Written problem: Wherever the word "กรไพบ" appears in the entries, copy the whole line.

Items:

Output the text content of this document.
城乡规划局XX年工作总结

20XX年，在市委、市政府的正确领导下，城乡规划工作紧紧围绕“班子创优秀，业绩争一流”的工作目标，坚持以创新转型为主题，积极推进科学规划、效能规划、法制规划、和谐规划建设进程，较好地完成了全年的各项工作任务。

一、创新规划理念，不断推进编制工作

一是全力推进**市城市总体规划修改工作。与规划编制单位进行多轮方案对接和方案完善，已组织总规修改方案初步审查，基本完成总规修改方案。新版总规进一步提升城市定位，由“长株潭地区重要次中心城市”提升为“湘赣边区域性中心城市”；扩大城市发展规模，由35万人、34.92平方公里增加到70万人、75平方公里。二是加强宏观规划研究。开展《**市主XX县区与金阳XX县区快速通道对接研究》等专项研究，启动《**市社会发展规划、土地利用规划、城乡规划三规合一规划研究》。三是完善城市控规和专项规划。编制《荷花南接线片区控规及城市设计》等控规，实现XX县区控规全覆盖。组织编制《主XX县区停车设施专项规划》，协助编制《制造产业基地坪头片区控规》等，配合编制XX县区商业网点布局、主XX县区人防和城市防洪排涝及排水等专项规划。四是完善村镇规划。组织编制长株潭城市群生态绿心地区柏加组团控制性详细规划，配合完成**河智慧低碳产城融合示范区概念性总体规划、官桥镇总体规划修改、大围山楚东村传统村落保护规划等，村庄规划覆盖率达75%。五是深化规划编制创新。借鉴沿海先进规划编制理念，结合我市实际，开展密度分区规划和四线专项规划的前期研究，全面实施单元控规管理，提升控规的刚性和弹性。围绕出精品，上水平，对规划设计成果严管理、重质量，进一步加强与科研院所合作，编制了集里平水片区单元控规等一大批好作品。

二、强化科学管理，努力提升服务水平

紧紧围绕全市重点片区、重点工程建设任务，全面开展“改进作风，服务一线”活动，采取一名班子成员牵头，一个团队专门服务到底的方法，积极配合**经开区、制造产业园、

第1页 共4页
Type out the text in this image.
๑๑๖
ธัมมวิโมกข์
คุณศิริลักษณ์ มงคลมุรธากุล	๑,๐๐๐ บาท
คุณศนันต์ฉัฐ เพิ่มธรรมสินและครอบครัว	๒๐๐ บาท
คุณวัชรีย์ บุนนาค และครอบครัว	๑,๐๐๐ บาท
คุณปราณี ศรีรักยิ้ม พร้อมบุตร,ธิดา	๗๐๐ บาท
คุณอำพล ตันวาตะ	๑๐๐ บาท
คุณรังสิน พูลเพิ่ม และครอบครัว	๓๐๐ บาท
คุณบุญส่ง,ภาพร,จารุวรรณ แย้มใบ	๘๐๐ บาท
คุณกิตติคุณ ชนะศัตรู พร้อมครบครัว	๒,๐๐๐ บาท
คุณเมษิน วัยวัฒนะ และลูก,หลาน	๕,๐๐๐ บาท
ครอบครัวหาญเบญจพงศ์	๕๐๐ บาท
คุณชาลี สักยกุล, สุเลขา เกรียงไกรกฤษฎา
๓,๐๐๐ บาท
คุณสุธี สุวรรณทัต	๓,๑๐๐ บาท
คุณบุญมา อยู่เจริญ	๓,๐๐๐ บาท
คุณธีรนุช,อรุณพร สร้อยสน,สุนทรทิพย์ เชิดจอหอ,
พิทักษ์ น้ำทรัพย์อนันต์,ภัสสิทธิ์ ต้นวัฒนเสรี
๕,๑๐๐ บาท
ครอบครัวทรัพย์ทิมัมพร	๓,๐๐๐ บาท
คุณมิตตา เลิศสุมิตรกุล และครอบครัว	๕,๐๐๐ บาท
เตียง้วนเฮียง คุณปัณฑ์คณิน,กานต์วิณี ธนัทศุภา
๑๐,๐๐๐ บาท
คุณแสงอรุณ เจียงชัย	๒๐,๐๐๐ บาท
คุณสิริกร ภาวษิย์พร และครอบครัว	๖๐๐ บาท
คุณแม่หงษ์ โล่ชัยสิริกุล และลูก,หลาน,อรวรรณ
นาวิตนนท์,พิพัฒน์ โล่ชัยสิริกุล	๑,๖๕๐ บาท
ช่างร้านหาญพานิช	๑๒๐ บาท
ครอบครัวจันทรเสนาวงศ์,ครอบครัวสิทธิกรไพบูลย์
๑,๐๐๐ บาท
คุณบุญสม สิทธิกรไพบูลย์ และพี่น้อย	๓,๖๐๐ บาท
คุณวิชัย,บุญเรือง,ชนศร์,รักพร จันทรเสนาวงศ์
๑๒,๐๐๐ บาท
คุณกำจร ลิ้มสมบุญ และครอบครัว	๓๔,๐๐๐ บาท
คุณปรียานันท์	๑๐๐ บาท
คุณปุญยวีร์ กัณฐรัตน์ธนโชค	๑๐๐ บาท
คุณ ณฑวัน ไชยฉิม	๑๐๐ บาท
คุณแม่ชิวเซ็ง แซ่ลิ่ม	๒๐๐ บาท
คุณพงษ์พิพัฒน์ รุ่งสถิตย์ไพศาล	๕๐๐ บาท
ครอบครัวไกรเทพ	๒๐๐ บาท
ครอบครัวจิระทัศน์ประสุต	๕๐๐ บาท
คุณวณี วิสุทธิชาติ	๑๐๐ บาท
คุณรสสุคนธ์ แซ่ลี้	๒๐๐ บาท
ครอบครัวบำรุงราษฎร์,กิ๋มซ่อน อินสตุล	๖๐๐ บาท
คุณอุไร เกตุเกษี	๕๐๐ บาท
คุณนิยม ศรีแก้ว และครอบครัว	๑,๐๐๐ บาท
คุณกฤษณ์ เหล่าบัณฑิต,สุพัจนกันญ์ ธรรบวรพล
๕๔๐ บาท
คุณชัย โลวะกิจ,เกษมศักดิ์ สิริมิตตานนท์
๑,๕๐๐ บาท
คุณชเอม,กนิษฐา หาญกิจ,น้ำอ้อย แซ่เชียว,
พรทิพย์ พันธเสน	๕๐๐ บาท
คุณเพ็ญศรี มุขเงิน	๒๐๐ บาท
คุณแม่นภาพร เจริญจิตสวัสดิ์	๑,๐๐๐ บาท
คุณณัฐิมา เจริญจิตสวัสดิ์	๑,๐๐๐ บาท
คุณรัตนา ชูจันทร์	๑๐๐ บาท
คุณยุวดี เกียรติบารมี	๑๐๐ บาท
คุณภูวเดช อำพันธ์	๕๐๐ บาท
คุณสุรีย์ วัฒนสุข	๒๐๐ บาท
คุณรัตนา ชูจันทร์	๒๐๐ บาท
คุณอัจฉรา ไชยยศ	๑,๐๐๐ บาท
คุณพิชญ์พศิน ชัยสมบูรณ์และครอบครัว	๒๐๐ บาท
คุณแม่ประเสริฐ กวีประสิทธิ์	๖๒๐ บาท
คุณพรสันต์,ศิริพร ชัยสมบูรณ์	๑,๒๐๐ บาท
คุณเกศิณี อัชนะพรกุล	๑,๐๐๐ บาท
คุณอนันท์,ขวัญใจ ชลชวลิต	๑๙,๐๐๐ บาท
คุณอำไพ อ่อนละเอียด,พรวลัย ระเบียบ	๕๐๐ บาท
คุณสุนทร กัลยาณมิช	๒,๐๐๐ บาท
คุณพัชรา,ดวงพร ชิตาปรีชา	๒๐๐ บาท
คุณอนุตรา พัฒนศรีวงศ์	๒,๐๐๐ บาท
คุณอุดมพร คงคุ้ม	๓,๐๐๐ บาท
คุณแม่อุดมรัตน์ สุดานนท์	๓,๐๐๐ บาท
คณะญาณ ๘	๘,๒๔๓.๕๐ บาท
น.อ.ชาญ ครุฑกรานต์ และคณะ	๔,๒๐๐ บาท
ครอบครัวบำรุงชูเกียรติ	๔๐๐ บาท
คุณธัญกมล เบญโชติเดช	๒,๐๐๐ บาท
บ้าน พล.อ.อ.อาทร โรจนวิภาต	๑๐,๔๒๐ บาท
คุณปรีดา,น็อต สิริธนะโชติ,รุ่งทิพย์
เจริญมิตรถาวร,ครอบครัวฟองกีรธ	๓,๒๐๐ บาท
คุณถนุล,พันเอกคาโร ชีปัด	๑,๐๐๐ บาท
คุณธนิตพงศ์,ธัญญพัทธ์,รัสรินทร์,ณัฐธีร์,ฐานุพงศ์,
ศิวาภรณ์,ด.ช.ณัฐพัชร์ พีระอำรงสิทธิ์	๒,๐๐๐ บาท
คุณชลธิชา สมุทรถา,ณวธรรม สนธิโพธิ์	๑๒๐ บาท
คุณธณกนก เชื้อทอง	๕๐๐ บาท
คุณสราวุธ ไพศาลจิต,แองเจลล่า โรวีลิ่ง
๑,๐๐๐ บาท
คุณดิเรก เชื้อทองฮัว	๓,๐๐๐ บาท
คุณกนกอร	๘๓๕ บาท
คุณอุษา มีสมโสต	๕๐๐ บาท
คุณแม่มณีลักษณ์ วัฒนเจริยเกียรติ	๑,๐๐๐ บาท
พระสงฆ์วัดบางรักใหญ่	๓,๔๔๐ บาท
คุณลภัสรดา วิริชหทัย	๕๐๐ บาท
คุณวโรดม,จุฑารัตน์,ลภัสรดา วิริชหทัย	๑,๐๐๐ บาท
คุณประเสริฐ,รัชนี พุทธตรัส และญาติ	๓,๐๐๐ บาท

Answer below:
ครอบครัวจันทรเสนาวงศ์,ครอบครัวสิทธิกรไพบูลย์
คุณบุญสม สิทธิกรไพบูลย์ และพี่น้อย	๓,๖๐๐ บาท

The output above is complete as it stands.